Transcribe the entries that follow, word for word.

========================

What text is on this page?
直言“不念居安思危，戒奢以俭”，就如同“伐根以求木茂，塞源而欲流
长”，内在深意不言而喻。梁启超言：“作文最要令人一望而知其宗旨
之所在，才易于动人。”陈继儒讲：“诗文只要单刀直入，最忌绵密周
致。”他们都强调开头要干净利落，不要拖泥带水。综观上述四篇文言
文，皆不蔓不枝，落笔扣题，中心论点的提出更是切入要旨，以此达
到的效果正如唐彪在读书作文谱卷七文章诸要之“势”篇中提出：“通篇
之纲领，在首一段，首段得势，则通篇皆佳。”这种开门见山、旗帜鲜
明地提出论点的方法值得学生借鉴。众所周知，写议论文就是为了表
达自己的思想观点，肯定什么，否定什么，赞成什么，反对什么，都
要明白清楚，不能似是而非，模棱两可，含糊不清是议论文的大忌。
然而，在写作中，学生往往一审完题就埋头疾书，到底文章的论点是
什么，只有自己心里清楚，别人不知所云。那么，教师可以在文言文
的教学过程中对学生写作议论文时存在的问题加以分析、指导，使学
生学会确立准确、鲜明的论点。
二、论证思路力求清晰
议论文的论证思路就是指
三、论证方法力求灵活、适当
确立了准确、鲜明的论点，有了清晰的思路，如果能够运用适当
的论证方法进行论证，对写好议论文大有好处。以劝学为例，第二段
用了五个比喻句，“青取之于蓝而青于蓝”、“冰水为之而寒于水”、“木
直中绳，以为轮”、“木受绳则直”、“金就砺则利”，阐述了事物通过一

========================

▸ **Correct result**:
What text is on this page?
直言“不念居安思危，戒奢以俭”，就如同“伐根以求木茂，塞源而欲流
长”，内在深意不言而喻。梁启超言：“作文最要令人一望而知其宗旨
之所在，才易于动人。”陈继儒讲：“诗文只要单刀直入，最忌绵密周
致。”他们都强调开头要干净利落，不要拖泥带水。综观上述四篇文言
文，皆不蔓不枝，落笔扣题，中心论点的提出更是切入要旨，以此达
到的效果正如唐彪在读书作文谱卷七文章诸要之“势”篇中提出：“通篇
之纲领，在首一段，首段得势，则通篇皆佳。”这种开门见山、旗帜鲜
明地提出论点的方法值得学生借鉴。众所周知，写议论文就是为了表
达自己的思想观点，肯定什么，否定什么，赞成什么，反对什么，都
要明白清楚，不能似是而非，模棱两可，含糊不清是议论文的大忌。
然而，在写作中，学生往往一审完题就埋头疾书，到底文章的论点是
什么，只有自己心里清楚，别人不知所云。那么，教师可以在文言文
的教学过程中对学生写作议论文时存在的问题加以分析、指导，使学
生学会确立准确、鲜明的论点。
二、论证思路力求清晰
议论文的论证思路就是指
三、论证方法力求灵活、适当
确立了准确、鲜明的论点，有了清晰的思路，如果能够运用适当
的论证方法进行论证，对写好议论文大有好处。以劝学为例，第二段
用了五个比喻句，“青取之于蓝而青于蓝”、“冰水为之而寒于水”、“木
直中绳，以为轮”、“木受绳则直”、“金就砺则利”，阐述了事物通过一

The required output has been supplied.